## [What you have to do]
Without including any pictures, write out all the entries exactly.

## [Supplied material]
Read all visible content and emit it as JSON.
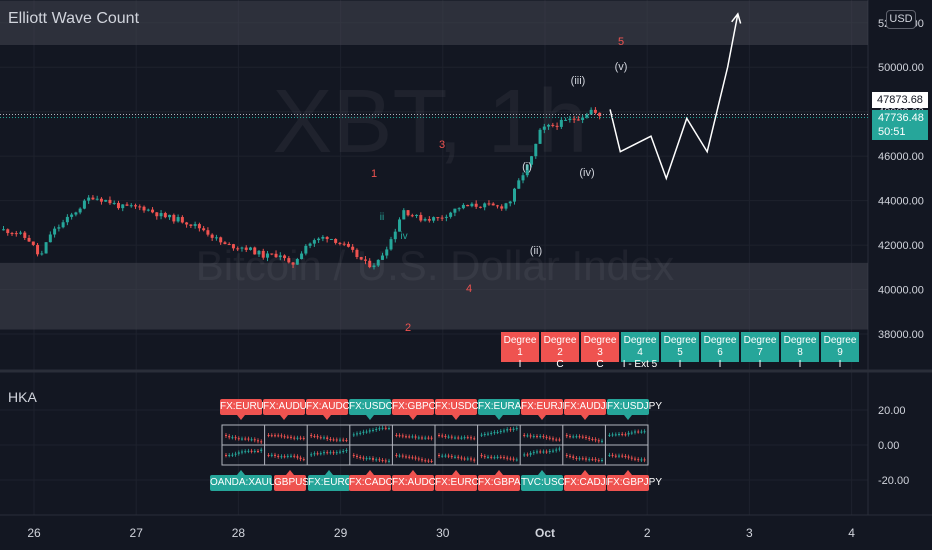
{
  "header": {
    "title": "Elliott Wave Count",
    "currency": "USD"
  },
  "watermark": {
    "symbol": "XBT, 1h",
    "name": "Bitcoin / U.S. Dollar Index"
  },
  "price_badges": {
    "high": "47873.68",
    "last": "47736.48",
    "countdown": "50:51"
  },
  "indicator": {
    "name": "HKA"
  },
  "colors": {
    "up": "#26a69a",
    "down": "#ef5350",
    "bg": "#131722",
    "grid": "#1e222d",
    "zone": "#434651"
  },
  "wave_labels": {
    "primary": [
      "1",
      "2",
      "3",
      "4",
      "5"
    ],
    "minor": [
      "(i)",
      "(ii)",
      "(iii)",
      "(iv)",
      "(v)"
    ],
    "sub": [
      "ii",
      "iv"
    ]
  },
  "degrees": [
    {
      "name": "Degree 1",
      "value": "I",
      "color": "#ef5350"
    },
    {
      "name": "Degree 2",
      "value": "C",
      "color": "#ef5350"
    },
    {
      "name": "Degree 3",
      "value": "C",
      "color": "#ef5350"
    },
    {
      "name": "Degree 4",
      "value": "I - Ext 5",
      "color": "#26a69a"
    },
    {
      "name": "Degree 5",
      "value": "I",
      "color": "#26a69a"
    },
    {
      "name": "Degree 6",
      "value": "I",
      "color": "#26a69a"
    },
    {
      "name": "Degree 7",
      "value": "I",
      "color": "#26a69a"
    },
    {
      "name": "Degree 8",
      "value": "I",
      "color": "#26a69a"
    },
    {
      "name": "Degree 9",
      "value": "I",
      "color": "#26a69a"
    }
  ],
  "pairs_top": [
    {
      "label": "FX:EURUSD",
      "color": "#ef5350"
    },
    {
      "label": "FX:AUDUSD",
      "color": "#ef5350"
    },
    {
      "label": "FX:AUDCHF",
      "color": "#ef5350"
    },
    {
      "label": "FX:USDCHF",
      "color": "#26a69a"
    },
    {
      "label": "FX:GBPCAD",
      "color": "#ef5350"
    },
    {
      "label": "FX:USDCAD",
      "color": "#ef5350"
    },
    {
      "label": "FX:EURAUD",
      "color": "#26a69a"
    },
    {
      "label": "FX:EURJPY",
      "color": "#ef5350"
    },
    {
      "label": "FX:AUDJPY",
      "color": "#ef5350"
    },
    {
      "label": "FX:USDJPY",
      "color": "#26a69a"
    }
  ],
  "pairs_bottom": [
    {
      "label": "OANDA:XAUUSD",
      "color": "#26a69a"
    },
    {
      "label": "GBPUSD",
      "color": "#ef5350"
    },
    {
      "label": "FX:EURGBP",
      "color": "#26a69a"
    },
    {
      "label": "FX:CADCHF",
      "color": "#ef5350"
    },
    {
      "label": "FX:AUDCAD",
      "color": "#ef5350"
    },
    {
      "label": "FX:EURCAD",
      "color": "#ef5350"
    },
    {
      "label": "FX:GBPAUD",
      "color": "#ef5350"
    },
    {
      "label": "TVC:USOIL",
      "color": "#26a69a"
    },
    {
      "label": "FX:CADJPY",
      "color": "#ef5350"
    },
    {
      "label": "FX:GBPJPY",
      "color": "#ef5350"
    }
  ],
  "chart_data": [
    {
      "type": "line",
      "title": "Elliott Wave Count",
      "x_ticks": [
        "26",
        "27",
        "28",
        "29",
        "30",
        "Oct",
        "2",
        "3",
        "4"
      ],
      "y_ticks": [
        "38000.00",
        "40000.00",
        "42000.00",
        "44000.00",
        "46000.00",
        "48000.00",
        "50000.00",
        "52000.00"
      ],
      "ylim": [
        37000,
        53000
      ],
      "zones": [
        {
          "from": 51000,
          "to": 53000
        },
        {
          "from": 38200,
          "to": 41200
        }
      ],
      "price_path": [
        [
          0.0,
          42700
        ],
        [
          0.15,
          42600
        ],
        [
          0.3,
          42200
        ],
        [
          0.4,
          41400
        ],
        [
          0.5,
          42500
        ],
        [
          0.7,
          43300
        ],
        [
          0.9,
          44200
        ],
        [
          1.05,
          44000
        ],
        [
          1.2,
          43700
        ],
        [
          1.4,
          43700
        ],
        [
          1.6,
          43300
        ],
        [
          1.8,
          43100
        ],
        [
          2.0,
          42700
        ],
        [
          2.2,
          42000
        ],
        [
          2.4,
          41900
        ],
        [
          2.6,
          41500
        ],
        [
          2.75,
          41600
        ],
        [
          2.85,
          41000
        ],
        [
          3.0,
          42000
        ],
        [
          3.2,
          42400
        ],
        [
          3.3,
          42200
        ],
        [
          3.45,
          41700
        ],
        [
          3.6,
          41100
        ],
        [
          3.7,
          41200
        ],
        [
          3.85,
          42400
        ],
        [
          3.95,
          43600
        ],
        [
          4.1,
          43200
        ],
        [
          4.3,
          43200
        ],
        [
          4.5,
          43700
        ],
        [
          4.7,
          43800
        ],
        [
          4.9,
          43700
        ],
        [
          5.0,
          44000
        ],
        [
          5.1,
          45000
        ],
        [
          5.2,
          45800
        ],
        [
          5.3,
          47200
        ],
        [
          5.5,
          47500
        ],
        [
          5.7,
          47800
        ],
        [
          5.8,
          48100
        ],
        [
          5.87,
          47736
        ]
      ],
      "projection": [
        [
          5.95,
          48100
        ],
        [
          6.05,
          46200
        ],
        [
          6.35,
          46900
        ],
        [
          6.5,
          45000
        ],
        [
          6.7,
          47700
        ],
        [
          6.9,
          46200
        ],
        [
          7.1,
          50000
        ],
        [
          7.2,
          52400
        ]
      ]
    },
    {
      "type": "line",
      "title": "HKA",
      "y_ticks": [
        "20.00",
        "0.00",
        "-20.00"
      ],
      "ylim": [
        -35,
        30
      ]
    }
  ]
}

## [Solved problem]
Read all visible content and emit it as JSON.
{
  "header": {
    "title": "Elliott Wave Count",
    "currency": "USD"
  },
  "watermark": {
    "symbol": "XBT, 1h",
    "name": "Bitcoin / U.S. Dollar Index"
  },
  "price_badges": {
    "high": "47873.68",
    "last": "47736.48",
    "countdown": "50:51"
  },
  "indicator": {
    "name": "HKA"
  },
  "colors": {
    "up": "#26a69a",
    "down": "#ef5350",
    "bg": "#131722",
    "grid": "#1e222d",
    "zone": "#434651"
  },
  "wave_labels": {
    "primary": [
      "1",
      "2",
      "3",
      "4",
      "5"
    ],
    "minor": [
      "(i)",
      "(ii)",
      "(iii)",
      "(iv)",
      "(v)"
    ],
    "sub": [
      "ii",
      "iv"
    ]
  },
  "degrees": [
    {
      "name": "Degree 1",
      "value": "I",
      "color": "#ef5350"
    },
    {
      "name": "Degree 2",
      "value": "C",
      "color": "#ef5350"
    },
    {
      "name": "Degree 3",
      "value": "C",
      "color": "#ef5350"
    },
    {
      "name": "Degree 4",
      "value": "I - Ext 5",
      "color": "#26a69a"
    },
    {
      "name": "Degree 5",
      "value": "I",
      "color": "#26a69a"
    },
    {
      "name": "Degree 6",
      "value": "I",
      "color": "#26a69a"
    },
    {
      "name": "Degree 7",
      "value": "I",
      "color": "#26a69a"
    },
    {
      "name": "Degree 8",
      "value": "I",
      "color": "#26a69a"
    },
    {
      "name": "Degree 9",
      "value": "I",
      "color": "#26a69a"
    }
  ],
  "pairs_top": [
    {
      "label": "FX:EURUSD",
      "color": "#ef5350"
    },
    {
      "label": "FX:AUDUSD",
      "color": "#ef5350"
    },
    {
      "label": "FX:AUDCHF",
      "color": "#ef5350"
    },
    {
      "label": "FX:USDCHF",
      "color": "#26a69a"
    },
    {
      "label": "FX:GBPCAD",
      "color": "#ef5350"
    },
    {
      "label": "FX:USDCAD",
      "color": "#ef5350"
    },
    {
      "label": "FX:EURAUD",
      "color": "#26a69a"
    },
    {
      "label": "FX:EURJPY",
      "color": "#ef5350"
    },
    {
      "label": "FX:AUDJPY",
      "color": "#ef5350"
    },
    {
      "label": "FX:USDJPY",
      "color": "#26a69a"
    }
  ],
  "pairs_bottom": [
    {
      "label": "OANDA:XAUUSD",
      "color": "#26a69a"
    },
    {
      "label": "GBPUSD",
      "color": "#ef5350"
    },
    {
      "label": "FX:EURGBP",
      "color": "#26a69a"
    },
    {
      "label": "FX:CADCHF",
      "color": "#ef5350"
    },
    {
      "label": "FX:AUDCAD",
      "color": "#ef5350"
    },
    {
      "label": "FX:EURCAD",
      "color": "#ef5350"
    },
    {
      "label": "FX:GBPAUD",
      "color": "#ef5350"
    },
    {
      "label": "TVC:USOIL",
      "color": "#26a69a"
    },
    {
      "label": "FX:CADJPY",
      "color": "#ef5350"
    },
    {
      "label": "FX:GBPJPY",
      "color": "#ef5350"
    }
  ],
  "chart_data": [
    {
      "type": "line",
      "title": "Elliott Wave Count",
      "x_ticks": [
        "26",
        "27",
        "28",
        "29",
        "30",
        "Oct",
        "2",
        "3",
        "4"
      ],
      "y_ticks": [
        "38000.00",
        "40000.00",
        "42000.00",
        "44000.00",
        "46000.00",
        "48000.00",
        "50000.00",
        "52000.00"
      ],
      "ylim": [
        37000,
        53000
      ],
      "zones": [
        {
          "from": 51000,
          "to": 53000
        },
        {
          "from": 38200,
          "to": 41200
        }
      ],
      "price_path": [
        [
          0.0,
          42700
        ],
        [
          0.15,
          42600
        ],
        [
          0.3,
          42200
        ],
        [
          0.4,
          41400
        ],
        [
          0.5,
          42500
        ],
        [
          0.7,
          43300
        ],
        [
          0.9,
          44200
        ],
        [
          1.05,
          44000
        ],
        [
          1.2,
          43700
        ],
        [
          1.4,
          43700
        ],
        [
          1.6,
          43300
        ],
        [
          1.8,
          43100
        ],
        [
          2.0,
          42700
        ],
        [
          2.2,
          42000
        ],
        [
          2.4,
          41900
        ],
        [
          2.6,
          41500
        ],
        [
          2.75,
          41600
        ],
        [
          2.85,
          41000
        ],
        [
          3.0,
          42000
        ],
        [
          3.2,
          42400
        ],
        [
          3.3,
          42200
        ],
        [
          3.45,
          41700
        ],
        [
          3.6,
          41100
        ],
        [
          3.7,
          41200
        ],
        [
          3.85,
          42400
        ],
        [
          3.95,
          43600
        ],
        [
          4.1,
          43200
        ],
        [
          4.3,
          43200
        ],
        [
          4.5,
          43700
        ],
        [
          4.7,
          43800
        ],
        [
          4.9,
          43700
        ],
        [
          5.0,
          44000
        ],
        [
          5.1,
          45000
        ],
        [
          5.2,
          45800
        ],
        [
          5.3,
          47200
        ],
        [
          5.5,
          47500
        ],
        [
          5.7,
          47800
        ],
        [
          5.8,
          48100
        ],
        [
          5.87,
          47736
        ]
      ],
      "projection": [
        [
          5.95,
          48100
        ],
        [
          6.05,
          46200
        ],
        [
          6.35,
          46900
        ],
        [
          6.5,
          45000
        ],
        [
          6.7,
          47700
        ],
        [
          6.9,
          46200
        ],
        [
          7.1,
          50000
        ],
        [
          7.2,
          52400
        ]
      ]
    },
    {
      "type": "line",
      "title": "HKA",
      "y_ticks": [
        "20.00",
        "0.00",
        "-20.00"
      ],
      "ylim": [
        -35,
        30
      ]
    }
  ]
}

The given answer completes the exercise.